:: INPUT ::
--------------------------------------------------

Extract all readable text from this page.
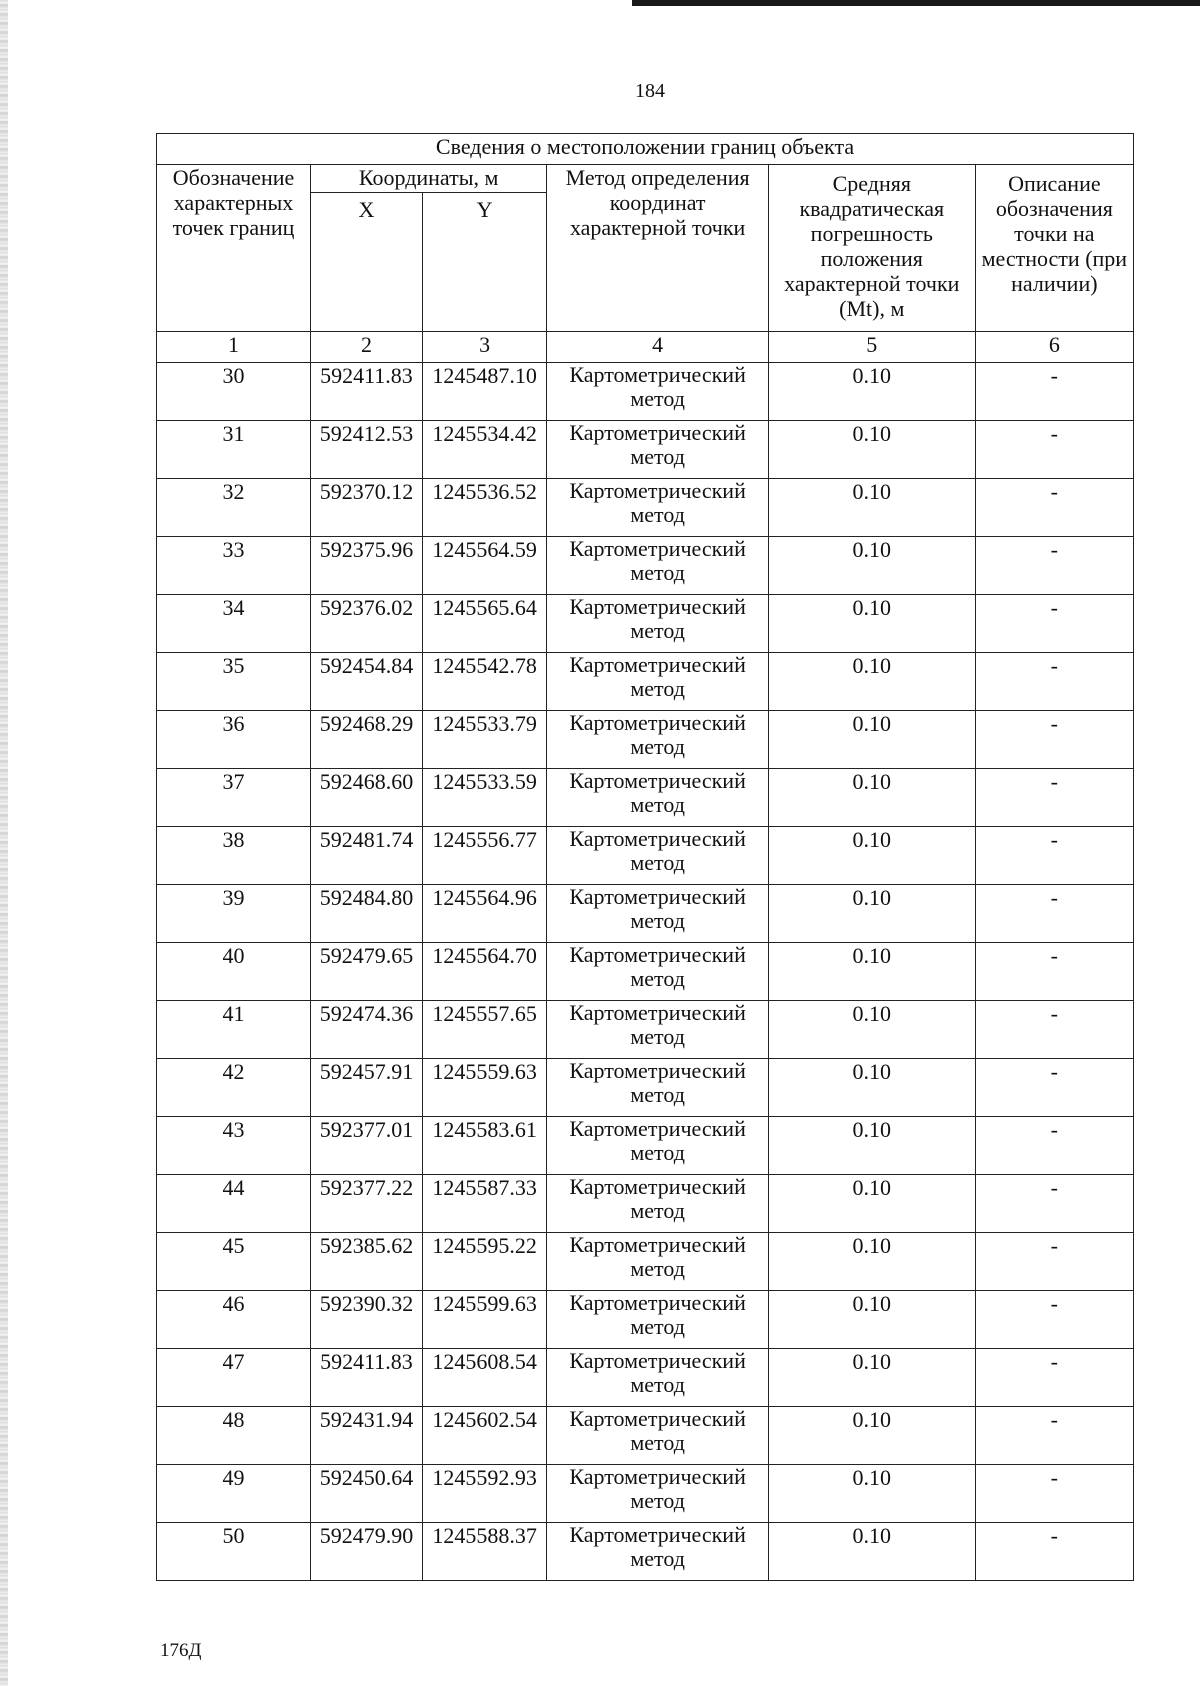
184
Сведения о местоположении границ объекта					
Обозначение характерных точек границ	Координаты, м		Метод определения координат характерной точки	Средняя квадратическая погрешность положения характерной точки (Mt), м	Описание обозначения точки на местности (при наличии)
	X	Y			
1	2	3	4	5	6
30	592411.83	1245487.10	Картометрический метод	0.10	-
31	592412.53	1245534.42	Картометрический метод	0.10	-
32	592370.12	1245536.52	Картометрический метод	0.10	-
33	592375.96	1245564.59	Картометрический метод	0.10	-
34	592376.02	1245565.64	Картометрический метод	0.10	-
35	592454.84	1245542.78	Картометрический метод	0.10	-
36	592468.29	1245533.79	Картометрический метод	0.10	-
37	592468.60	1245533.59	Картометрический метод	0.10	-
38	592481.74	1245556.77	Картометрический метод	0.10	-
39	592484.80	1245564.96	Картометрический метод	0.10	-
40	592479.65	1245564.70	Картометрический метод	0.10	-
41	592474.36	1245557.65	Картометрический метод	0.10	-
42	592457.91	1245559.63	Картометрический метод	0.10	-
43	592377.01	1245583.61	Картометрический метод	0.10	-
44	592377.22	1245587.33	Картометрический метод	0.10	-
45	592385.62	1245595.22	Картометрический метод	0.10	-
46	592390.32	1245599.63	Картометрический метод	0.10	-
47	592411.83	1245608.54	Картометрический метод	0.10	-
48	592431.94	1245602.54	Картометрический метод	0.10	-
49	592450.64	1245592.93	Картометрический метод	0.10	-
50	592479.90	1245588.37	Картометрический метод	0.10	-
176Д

--------------------------------------------------

:: PROBLEM TO WORK ON ::
Write out the material above once more, exactly as it reads, with no pictures.

:: SOLUTION FOR THIS TASK ::
Extract all readable text from this page.
184
Сведения о местоположении границ объекта					
Обозначение характерных точек границ	Координаты, м		Метод определения координат характерной точки	Средняя квадратическая погрешность положения характерной точки (Mt), м	Описание обозначения точки на местности (при наличии)
	X	Y			
1	2	3	4	5	6
30	592411.83	1245487.10	Картометрический метод	0.10	-
31	592412.53	1245534.42	Картометрический метод	0.10	-
32	592370.12	1245536.52	Картометрический метод	0.10	-
33	592375.96	1245564.59	Картометрический метод	0.10	-
34	592376.02	1245565.64	Картометрический метод	0.10	-
35	592454.84	1245542.78	Картометрический метод	0.10	-
36	592468.29	1245533.79	Картометрический метод	0.10	-
37	592468.60	1245533.59	Картометрический метод	0.10	-
38	592481.74	1245556.77	Картометрический метод	0.10	-
39	592484.80	1245564.96	Картометрический метод	0.10	-
40	592479.65	1245564.70	Картометрический метод	0.10	-
41	592474.36	1245557.65	Картометрический метод	0.10	-
42	592457.91	1245559.63	Картометрический метод	0.10	-
43	592377.01	1245583.61	Картометрический метод	0.10	-
44	592377.22	1245587.33	Картометрический метод	0.10	-
45	592385.62	1245595.22	Картометрический метод	0.10	-
46	592390.32	1245599.63	Картометрический метод	0.10	-
47	592411.83	1245608.54	Картометрический метод	0.10	-
48	592431.94	1245602.54	Картометрический метод	0.10	-
49	592450.64	1245592.93	Картометрический метод	0.10	-
50	592479.90	1245588.37	Картометрический метод	0.10	-
176Д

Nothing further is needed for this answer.